• **EXERCISE DESCRIPTION**:
Skip all pictures; return exactly the lines from the one containing "Enumerate this screenshot's text" through the end of the data.

(Stored data entries)
● ● ●

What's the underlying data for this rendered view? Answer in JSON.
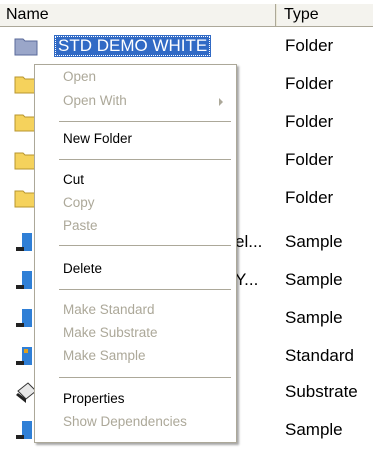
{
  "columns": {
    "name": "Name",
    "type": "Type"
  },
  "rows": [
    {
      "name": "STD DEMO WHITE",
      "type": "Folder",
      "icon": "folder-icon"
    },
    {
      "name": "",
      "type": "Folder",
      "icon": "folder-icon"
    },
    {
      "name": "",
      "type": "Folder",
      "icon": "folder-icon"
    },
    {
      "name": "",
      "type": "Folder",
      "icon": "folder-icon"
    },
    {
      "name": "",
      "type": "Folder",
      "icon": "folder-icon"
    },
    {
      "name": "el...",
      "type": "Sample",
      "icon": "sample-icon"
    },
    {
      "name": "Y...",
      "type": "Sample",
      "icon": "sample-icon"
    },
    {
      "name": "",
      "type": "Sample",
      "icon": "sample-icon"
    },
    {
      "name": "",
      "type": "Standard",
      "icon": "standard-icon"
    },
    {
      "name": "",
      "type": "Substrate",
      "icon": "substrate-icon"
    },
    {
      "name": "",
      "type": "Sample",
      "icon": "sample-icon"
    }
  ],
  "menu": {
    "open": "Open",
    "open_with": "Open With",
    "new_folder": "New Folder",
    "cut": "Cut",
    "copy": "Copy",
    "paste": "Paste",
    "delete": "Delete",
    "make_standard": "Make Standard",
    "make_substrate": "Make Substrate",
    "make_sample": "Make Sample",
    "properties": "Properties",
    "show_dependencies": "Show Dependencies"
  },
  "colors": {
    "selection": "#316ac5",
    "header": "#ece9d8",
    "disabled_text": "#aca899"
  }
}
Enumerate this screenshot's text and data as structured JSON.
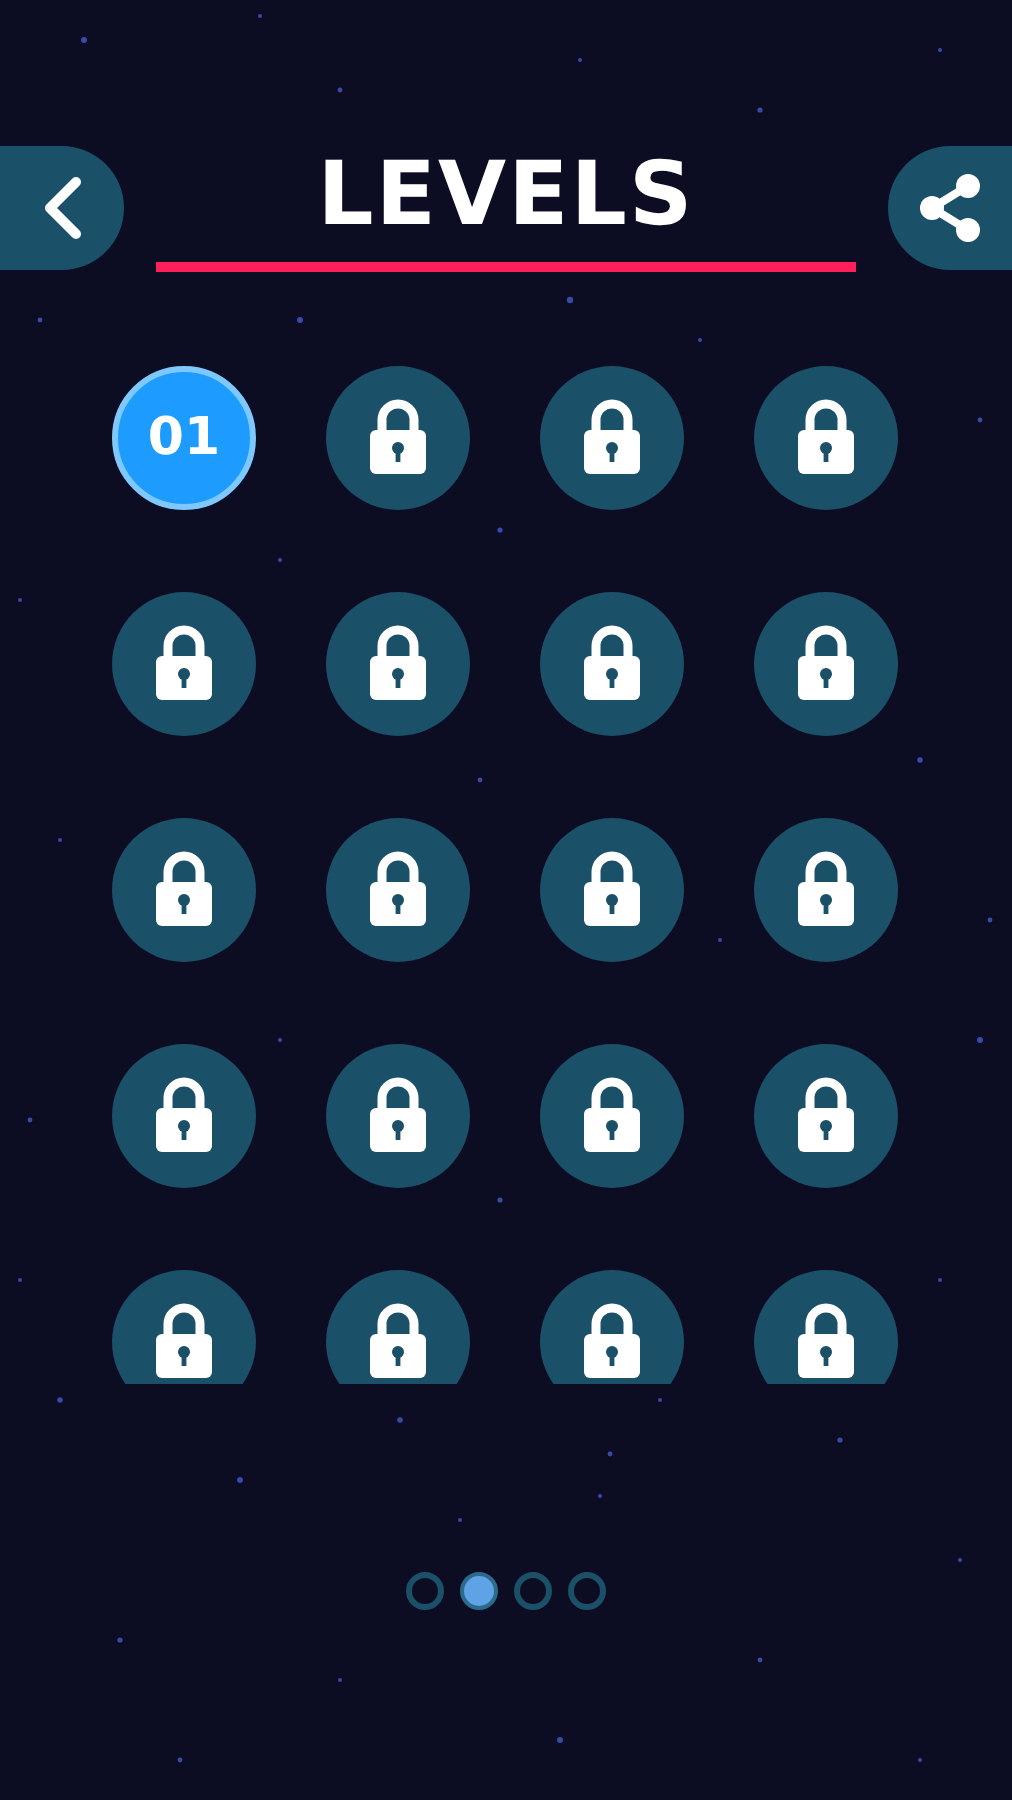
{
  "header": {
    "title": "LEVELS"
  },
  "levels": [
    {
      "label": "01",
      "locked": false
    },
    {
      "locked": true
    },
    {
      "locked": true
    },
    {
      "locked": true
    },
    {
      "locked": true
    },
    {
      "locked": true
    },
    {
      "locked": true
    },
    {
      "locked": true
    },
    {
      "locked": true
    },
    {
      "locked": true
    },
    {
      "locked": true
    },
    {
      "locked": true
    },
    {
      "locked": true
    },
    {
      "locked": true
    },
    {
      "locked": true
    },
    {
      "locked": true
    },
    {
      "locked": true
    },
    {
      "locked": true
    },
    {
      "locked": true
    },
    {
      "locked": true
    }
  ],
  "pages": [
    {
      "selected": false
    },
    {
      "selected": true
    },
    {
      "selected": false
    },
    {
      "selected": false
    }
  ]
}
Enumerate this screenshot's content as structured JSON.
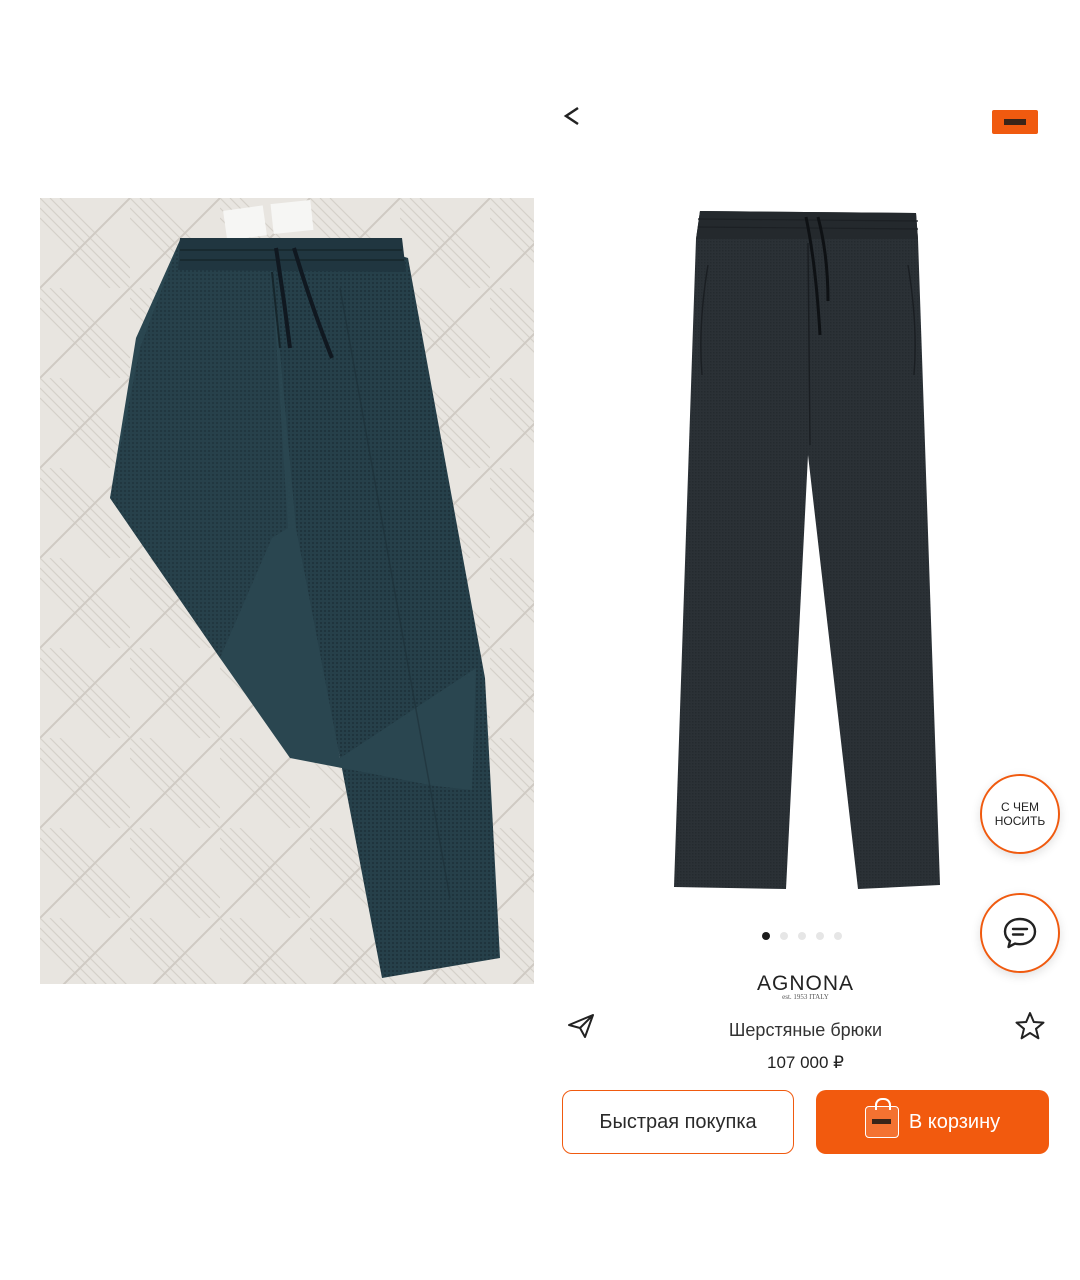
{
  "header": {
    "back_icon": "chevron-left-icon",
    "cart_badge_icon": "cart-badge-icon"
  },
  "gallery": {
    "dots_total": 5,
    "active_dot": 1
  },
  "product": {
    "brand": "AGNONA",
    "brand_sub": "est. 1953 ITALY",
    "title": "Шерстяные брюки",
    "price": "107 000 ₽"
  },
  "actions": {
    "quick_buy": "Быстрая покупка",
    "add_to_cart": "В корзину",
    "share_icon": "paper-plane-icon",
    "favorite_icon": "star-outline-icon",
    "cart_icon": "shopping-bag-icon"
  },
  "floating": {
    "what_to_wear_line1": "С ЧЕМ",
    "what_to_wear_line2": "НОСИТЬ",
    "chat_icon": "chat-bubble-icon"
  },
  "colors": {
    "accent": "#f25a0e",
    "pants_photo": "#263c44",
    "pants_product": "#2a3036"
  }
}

● ● ●

• **RESPONSE BELOW**:
Enumerate this screenshot's text and data as structured JSON.
{
  "header": {
    "title": "LEVELS"
  },
  "levels": [
    {
      "label": "01",
      "locked": false
    },
    {
      "locked": true
    },
    {
      "locked": true
    },
    {
      "locked": true
    },
    {
      "locked": true
    },
    {
      "locked": true
    },
    {
      "locked": true
    },
    {
      "locked": true
    },
    {
      "locked": true
    },
    {
      "locked": true
    },
    {
      "locked": true
    },
    {
      "locked": true
    },
    {
      "locked": true
    },
    {
      "locked": true
    },
    {
      "locked": true
    },
    {
      "locked": true
    },
    {
      "locked": true
    },
    {
      "locked": true
    },
    {
      "locked": true
    },
    {
      "locked": true
    }
  ],
  "pages": [
    {
      "selected": false
    },
    {
      "selected": true
    },
    {
      "selected": false
    },
    {
      "selected": false
    }
  ]
}
Enumerate this screenshot's content as structured JSON.
{
  "header": {
    "back_icon": "chevron-left-icon",
    "cart_badge_icon": "cart-badge-icon"
  },
  "gallery": {
    "dots_total": 5,
    "active_dot": 1
  },
  "product": {
    "brand": "AGNONA",
    "brand_sub": "est. 1953 ITALY",
    "title": "Шерстяные брюки",
    "price": "107 000 ₽"
  },
  "actions": {
    "quick_buy": "Быстрая покупка",
    "add_to_cart": "В корзину",
    "share_icon": "paper-plane-icon",
    "favorite_icon": "star-outline-icon",
    "cart_icon": "shopping-bag-icon"
  },
  "floating": {
    "what_to_wear_line1": "С ЧЕМ",
    "what_to_wear_line2": "НОСИТЬ",
    "chat_icon": "chat-bubble-icon"
  },
  "colors": {
    "accent": "#f25a0e",
    "pants_photo": "#263c44",
    "pants_product": "#2a3036"
  }
}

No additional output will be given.